EXTRAIT DU DOCUMENT.
═══
Pour Makine, la littérature est une sorte de métempsychose, elle permet de voyager entre plusieurs identités. [1] La mise en abîme est toujours l’astuce des écrivains pour nous faire croire que le monde créé par eux existe davantage que le réel. Et les lecteurs sont des victimes volontaires de ce grand remplacement du réel. Cela nous permet d’assumer notre vocation humaine à vivre dans une fiction où nous sommes viables, nous les inadaptés. On trouve une illustration parfaite de cette capacité narrative de survie dans Alternaissance d’Osmonde quand le narrateur raconte la mort de ses parents en camp soviétique quand il était enfant : « La leçon que mes parents m’avaient transmise (ne pas définir qui nous étions) m’aida à résister. Je sus transmuer la douleur en imagination : mes parents étaient sauvés par une de ces astuces de romans d’aventure que je lisais. » [3]
Au-delà des frontières s’amorce sur le manuscrit d’un autre, Lynden, intitulé Le Grand déplacement. De lecteur d’un roman, on devient lecteur du roman contenu. Le livre « impubliable » de Lynden devient donc en quelque sorte publié dans Au-delà des frontières par l’astuce de Makine. Sachant que « Le vrai livre de Lynden commence quelques pages avant la fin quand il décrit le seul monde digne d’exister. » (p 83 Au-delà des frontières), le livre contenu ouvre donc sur le livre contenant, il en est le sas, le passage obligé. Le Grand déplacement est le récit d’un regard lucide porté sur les erreurs de la société libérale libertaire au service du multiculturalisme qui engendre migrations et cette guerre de tous contre tous. [1].
Le livre de la lucidité, qui « est le moyen de se faire haïr de tout le monde » [2], ouvre également sur un autre livre, non pas contenu mais présent dans Au-delà des frontières, Alternaissance d’Osmonde. Et ce livre mystérieux, publié en 2011, est également construit en poupée russe. On y trouve un certain Taraneau qui a écrit Vingt mille femmes de la vie d’un homme, titre de l’un des quatre livres de Gabriel Osmonde. A la fin d’Alternaissance, une femme sort un livre du narrateur, La vie des instants éternels… L’allusion au livre Les brèves amours éternelles de Makine est évidente. Nous comprenons donc que si Osmonde est aujourd’hui un personnage de Makine, Makine fut aussi le narrateur et héros d’Alternaissance.
═══
Enregistrements d'un jeu de données.

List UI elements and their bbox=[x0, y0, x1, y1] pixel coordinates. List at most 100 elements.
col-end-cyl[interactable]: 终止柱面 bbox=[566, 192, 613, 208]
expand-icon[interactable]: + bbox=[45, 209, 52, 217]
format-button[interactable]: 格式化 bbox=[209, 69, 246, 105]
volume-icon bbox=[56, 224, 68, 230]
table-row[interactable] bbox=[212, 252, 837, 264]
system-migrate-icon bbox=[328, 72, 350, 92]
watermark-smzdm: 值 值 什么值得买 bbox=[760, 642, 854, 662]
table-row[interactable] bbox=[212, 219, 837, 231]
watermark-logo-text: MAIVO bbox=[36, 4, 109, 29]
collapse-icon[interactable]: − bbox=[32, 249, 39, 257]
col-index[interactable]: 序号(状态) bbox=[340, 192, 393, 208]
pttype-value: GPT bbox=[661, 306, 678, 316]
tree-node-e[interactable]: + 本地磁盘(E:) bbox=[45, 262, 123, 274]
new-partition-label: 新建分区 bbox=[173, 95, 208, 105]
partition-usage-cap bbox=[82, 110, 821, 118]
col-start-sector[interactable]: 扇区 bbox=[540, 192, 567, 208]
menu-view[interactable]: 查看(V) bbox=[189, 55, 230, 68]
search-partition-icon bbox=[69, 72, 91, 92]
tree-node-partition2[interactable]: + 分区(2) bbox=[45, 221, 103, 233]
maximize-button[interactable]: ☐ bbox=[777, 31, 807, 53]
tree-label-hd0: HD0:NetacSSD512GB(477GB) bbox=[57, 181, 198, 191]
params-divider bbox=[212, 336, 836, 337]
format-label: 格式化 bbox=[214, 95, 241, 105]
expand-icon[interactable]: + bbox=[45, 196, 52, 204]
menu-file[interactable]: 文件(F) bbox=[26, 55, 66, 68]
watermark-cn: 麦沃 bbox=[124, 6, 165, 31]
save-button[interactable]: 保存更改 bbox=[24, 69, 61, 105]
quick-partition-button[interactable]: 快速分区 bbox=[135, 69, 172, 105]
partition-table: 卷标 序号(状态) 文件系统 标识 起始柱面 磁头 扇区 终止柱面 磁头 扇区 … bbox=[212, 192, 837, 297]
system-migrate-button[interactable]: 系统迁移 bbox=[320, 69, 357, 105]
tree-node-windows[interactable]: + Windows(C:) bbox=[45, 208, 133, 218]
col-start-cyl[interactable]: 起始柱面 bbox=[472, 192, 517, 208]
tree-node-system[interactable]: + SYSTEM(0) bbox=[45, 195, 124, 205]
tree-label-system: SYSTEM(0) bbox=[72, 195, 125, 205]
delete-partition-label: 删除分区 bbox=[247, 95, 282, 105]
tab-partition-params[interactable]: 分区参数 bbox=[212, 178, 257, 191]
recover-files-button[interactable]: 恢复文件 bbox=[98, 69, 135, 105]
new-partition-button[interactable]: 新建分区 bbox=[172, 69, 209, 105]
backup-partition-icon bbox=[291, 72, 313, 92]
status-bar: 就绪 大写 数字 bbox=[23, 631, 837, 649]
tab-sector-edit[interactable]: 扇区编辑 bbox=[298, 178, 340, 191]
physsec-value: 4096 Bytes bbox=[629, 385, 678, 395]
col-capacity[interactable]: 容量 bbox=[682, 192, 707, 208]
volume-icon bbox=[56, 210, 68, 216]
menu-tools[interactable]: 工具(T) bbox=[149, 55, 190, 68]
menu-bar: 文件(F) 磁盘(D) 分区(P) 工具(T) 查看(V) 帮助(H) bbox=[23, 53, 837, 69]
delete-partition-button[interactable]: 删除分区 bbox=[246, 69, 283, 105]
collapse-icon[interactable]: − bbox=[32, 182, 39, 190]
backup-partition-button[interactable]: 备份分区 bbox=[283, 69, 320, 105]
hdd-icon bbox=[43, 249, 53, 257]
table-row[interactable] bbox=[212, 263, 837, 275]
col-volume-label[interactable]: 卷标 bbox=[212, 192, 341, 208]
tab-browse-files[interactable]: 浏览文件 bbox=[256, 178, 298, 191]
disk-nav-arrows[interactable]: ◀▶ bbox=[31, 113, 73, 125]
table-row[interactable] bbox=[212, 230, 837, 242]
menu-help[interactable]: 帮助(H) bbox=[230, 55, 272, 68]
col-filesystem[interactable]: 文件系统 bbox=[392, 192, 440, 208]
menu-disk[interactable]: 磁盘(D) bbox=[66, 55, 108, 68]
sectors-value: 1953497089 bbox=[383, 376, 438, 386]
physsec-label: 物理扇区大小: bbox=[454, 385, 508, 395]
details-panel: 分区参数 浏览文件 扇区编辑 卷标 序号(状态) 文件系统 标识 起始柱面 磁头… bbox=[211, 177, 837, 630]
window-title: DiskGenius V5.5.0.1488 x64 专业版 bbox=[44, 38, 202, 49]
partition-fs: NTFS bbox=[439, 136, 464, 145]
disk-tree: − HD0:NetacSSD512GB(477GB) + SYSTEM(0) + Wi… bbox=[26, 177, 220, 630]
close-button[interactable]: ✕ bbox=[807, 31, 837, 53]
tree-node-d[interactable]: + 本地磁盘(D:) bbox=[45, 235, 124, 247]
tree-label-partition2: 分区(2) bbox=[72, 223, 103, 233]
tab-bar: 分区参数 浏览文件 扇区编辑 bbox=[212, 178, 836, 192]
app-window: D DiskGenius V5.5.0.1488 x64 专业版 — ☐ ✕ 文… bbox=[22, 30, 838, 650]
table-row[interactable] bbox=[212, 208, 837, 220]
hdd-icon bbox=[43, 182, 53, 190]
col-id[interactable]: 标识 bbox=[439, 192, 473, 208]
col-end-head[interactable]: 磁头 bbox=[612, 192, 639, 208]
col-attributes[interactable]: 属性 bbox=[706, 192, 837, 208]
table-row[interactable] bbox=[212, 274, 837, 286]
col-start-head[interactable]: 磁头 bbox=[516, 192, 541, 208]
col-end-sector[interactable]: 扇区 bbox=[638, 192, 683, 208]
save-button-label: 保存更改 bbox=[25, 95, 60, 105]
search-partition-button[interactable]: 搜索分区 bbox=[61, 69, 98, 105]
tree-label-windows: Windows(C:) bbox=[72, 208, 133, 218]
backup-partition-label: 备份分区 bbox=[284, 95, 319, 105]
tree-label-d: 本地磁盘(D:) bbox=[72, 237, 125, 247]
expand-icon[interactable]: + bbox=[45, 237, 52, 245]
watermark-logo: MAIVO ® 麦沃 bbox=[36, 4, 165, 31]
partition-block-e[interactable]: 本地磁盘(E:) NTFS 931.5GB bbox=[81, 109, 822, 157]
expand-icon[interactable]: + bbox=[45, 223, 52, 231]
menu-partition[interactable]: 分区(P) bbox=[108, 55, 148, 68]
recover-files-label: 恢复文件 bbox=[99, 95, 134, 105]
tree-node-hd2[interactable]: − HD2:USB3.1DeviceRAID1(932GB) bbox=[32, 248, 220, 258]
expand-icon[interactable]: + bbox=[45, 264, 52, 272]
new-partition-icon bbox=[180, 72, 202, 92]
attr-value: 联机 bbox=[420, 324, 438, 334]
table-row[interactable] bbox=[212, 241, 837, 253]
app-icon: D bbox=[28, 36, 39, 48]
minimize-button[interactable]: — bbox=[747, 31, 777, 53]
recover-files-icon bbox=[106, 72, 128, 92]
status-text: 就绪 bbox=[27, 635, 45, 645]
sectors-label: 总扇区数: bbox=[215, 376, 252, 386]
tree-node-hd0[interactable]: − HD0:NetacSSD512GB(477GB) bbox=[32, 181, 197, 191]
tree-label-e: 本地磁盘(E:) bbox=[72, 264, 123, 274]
═══
CONSIGNE A.
Réécrivez l'extrait sur Makine entre « Le livre de » et « et héros d’Alternaissance. », inclus, en remplaçant « poupée russe » par « matriochka ».
CONSIGNE B.
Recopiez tel quel le listing, de son début jusqu'à la ligne contenant « col-start-cyl[interactable]: 起始柱面 bbox=[472, 192, 517, 208] », celle-ci comprise.

RÉPONSE FINALE A.
Le livre de la lucidité, qui « est le moyen de se faire haïr de tout le monde » [2], ouvre également sur un autre livre, non pas contenu mais présent dans Au-delà des frontières, Alternaissance d’Osmonde. Et ce livre mystérieux, publié en 2011, est également construit en matriochka. On y trouve un certain Taraneau qui a écrit Vingt mille femmes de la vie d’un homme, titre de l’un des quatre livres de Gabriel Osmonde. A la fin d’Alternaissance, une femme sort un livre du narrateur, La vie des instants éternels… L’allusion au livre Les brèves amours éternelles de Makine est évidente. Nous comprenons donc que si Osmonde est aujourd’hui un personnage de Makine, Makine fut aussi le narrateur et héros d’Alternaissance.

RÉPONSE FINALE B.
List UI elements and their bbox=[x0, y0, x1, y1] pixel coordinates. List at most 100 elements.
col-end-cyl[interactable]: 终止柱面 bbox=[566, 192, 613, 208]
expand-icon[interactable]: + bbox=[45, 209, 52, 217]
format-button[interactable]: 格式化 bbox=[209, 69, 246, 105]
volume-icon bbox=[56, 224, 68, 230]
table-row[interactable] bbox=[212, 252, 837, 264]
system-migrate-icon bbox=[328, 72, 350, 92]
watermark-smzdm: 值 值 什么值得买 bbox=[760, 642, 854, 662]
table-row[interactable] bbox=[212, 219, 837, 231]
watermark-logo-text: MAIVO bbox=[36, 4, 109, 29]
collapse-icon[interactable]: − bbox=[32, 249, 39, 257]
col-index[interactable]: 序号(状态) bbox=[340, 192, 393, 208]
pttype-value: GPT bbox=[661, 306, 678, 316]
tree-node-e[interactable]: + 本地磁盘(E:) bbox=[45, 262, 123, 274]
new-partition-label: 新建分区 bbox=[173, 95, 208, 105]
partition-usage-cap bbox=[82, 110, 821, 118]
col-start-sector[interactable]: 扇区 bbox=[540, 192, 567, 208]
menu-view[interactable]: 查看(V) bbox=[189, 55, 230, 68]
search-partition-icon bbox=[69, 72, 91, 92]
tree-node-partition2[interactable]: + 分区(2) bbox=[45, 221, 103, 233]
maximize-button[interactable]: ☐ bbox=[777, 31, 807, 53]
tree-label-hd0: HD0:NetacSSD512GB(477GB) bbox=[57, 181, 198, 191]
params-divider bbox=[212, 336, 836, 337]
format-label: 格式化 bbox=[214, 95, 241, 105]
expand-icon[interactable]: + bbox=[45, 196, 52, 204]
menu-file[interactable]: 文件(F) bbox=[26, 55, 66, 68]
watermark-cn: 麦沃 bbox=[124, 6, 165, 31]
save-button[interactable]: 保存更改 bbox=[24, 69, 61, 105]
quick-partition-button[interactable]: 快速分区 bbox=[135, 69, 172, 105]
partition-table: 卷标 序号(状态) 文件系统 标识 起始柱面 磁头 扇区 终止柱面 磁头 扇区 … bbox=[212, 192, 837, 297]
system-migrate-button[interactable]: 系统迁移 bbox=[320, 69, 357, 105]
tree-node-windows[interactable]: + Windows(C:) bbox=[45, 208, 133, 218]
col-start-cyl[interactable]: 起始柱面 bbox=[472, 192, 517, 208]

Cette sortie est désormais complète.